STATED TASK:
From the records below, copy every line that contains the word "speculation".

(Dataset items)
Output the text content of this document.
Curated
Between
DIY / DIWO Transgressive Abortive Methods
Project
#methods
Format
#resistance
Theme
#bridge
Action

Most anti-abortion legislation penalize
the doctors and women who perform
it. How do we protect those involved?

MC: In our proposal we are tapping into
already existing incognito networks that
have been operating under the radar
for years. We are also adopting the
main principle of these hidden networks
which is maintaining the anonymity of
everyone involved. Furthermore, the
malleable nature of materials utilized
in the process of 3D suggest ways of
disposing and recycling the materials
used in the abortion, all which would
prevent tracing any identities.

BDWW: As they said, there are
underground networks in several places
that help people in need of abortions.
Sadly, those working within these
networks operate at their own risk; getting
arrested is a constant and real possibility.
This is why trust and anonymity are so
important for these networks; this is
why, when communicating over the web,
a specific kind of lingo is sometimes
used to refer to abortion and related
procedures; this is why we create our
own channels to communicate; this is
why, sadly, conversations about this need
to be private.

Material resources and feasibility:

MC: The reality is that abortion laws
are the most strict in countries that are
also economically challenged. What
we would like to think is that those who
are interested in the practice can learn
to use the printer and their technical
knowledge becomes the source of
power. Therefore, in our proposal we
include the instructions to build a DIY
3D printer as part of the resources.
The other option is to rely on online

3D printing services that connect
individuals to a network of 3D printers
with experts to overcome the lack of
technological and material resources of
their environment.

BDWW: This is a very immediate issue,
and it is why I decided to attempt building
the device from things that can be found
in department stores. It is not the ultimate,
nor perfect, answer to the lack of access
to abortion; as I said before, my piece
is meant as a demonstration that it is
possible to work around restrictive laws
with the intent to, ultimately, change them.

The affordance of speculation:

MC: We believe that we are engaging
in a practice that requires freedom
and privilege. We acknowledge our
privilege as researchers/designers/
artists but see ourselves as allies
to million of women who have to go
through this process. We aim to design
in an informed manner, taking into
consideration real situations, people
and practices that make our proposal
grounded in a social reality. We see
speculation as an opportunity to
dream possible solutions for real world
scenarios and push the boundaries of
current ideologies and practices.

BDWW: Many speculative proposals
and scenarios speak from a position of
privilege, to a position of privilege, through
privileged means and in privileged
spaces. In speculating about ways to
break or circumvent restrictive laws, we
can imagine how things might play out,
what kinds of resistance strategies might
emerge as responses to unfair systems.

OUTPUT FOR THIS TASK:
The affordance of speculation:
speculation as an opportunity to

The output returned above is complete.